#### Directions for this task
Note each line where "tiǎo" appears, and copy it.
>> begin Provided data
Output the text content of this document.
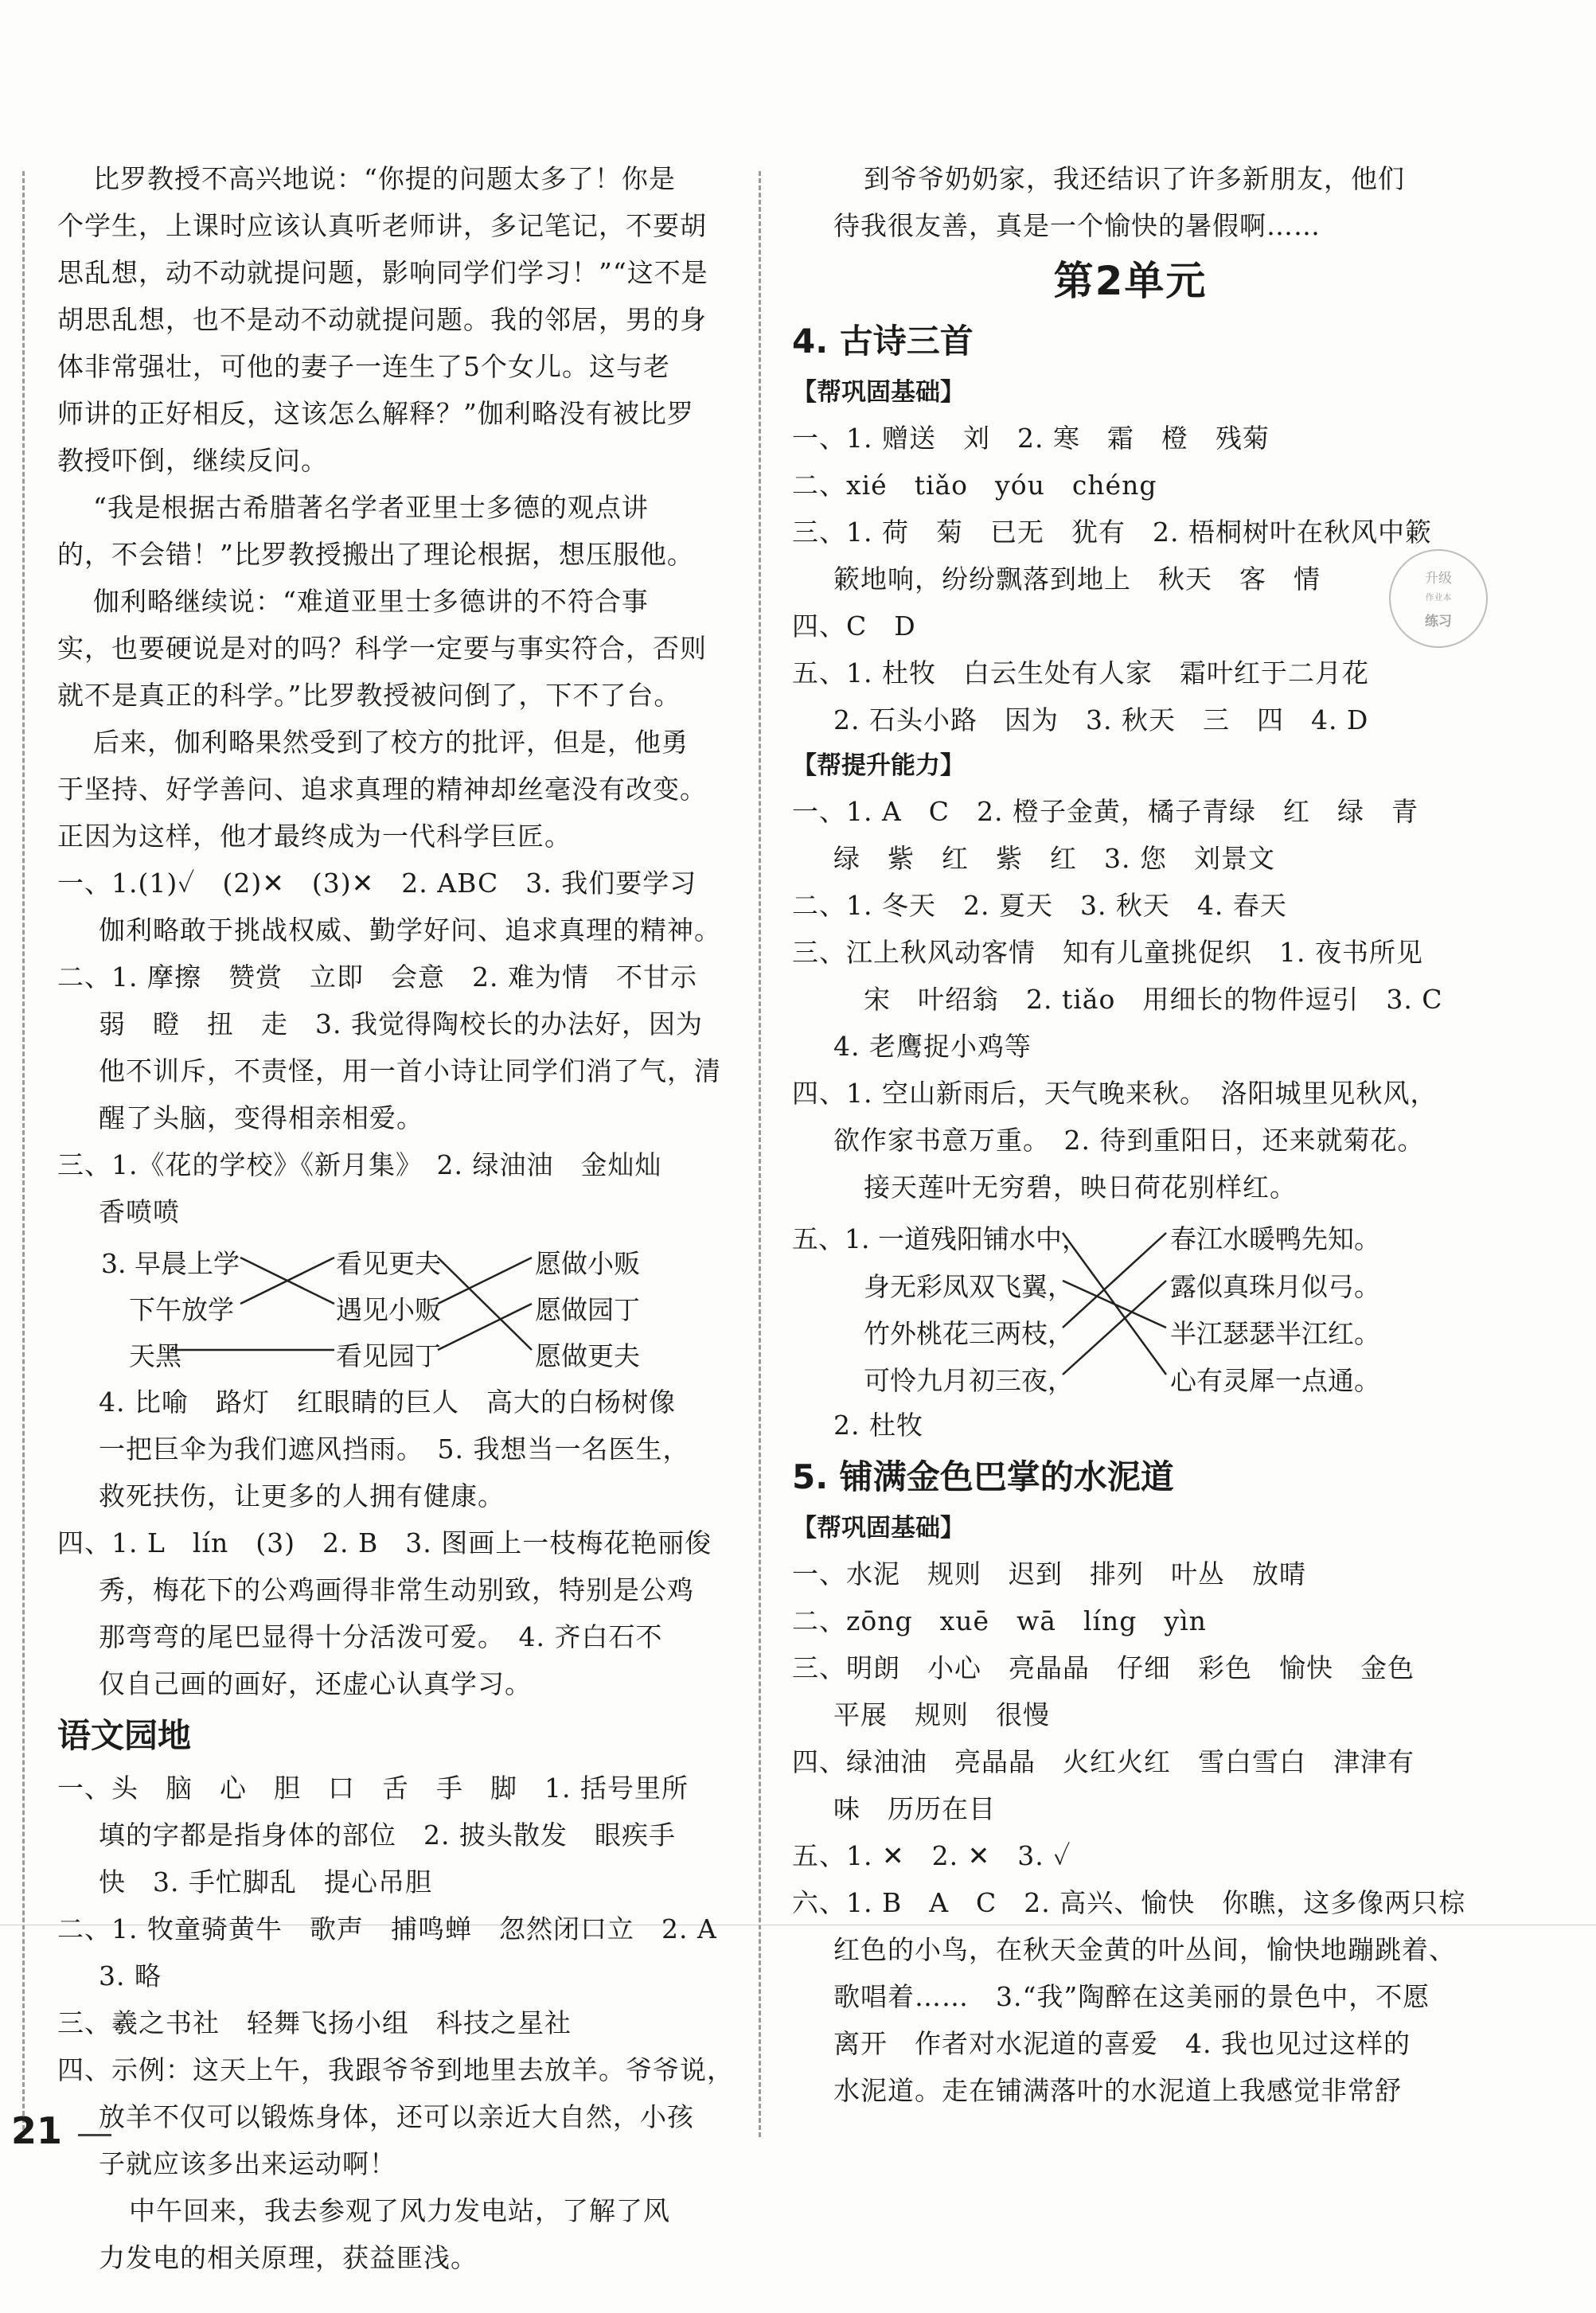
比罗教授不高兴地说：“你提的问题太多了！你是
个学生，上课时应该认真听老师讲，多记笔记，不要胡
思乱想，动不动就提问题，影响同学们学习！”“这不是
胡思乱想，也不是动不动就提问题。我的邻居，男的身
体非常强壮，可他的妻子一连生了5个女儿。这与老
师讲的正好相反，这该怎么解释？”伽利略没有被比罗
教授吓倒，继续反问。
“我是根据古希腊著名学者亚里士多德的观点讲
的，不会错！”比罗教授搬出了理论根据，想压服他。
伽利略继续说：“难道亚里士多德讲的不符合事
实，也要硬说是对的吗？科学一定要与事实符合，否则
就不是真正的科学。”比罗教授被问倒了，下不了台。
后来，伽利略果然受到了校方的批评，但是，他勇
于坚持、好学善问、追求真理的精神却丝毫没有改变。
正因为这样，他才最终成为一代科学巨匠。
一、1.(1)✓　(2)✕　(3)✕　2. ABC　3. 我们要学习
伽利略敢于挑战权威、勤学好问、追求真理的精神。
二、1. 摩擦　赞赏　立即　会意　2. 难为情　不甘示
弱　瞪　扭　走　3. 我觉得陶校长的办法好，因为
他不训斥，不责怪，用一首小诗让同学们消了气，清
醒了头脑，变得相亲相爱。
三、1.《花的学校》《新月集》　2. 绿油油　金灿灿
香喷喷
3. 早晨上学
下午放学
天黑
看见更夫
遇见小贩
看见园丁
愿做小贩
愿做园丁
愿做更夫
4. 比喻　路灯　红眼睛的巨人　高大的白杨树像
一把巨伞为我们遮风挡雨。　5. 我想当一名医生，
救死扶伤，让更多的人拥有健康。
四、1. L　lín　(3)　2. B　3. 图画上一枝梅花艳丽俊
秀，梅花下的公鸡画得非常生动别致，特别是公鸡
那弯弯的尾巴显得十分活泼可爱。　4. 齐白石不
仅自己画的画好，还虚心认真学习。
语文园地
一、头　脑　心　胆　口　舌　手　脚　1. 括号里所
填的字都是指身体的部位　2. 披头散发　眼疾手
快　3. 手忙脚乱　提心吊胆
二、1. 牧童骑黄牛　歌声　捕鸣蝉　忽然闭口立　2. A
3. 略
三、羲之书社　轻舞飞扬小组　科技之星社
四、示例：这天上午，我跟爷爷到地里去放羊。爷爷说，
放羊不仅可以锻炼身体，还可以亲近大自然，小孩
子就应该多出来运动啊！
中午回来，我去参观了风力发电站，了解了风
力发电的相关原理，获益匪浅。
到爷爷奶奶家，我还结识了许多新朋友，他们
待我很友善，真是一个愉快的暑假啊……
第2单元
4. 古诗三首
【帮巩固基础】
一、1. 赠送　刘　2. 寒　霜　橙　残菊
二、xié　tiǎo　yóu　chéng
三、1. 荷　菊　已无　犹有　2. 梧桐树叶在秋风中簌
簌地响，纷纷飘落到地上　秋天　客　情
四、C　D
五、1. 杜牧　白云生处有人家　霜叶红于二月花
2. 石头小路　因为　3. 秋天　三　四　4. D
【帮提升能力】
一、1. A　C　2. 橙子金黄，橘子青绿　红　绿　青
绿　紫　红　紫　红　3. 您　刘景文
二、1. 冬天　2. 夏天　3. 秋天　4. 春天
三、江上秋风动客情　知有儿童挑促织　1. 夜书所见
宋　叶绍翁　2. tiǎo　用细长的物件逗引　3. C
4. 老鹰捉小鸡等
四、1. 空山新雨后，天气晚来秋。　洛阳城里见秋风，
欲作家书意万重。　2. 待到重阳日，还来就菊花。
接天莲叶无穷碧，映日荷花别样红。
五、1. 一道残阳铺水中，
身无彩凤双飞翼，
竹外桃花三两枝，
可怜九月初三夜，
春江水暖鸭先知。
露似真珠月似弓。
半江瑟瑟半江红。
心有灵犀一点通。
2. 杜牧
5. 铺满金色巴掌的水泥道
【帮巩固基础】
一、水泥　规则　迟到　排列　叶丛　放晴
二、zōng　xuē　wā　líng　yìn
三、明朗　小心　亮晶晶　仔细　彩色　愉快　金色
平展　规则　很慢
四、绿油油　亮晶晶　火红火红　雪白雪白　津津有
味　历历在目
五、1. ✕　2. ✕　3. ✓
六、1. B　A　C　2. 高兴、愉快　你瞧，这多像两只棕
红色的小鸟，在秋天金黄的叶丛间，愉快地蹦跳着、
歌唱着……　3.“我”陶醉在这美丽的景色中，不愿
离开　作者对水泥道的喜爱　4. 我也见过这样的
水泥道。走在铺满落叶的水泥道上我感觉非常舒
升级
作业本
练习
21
>> end Provided data
#### Full output
二、xié　tiǎo　yóu　chéng
宋　叶绍翁　2. tiǎo　用细长的物件逗引　3. C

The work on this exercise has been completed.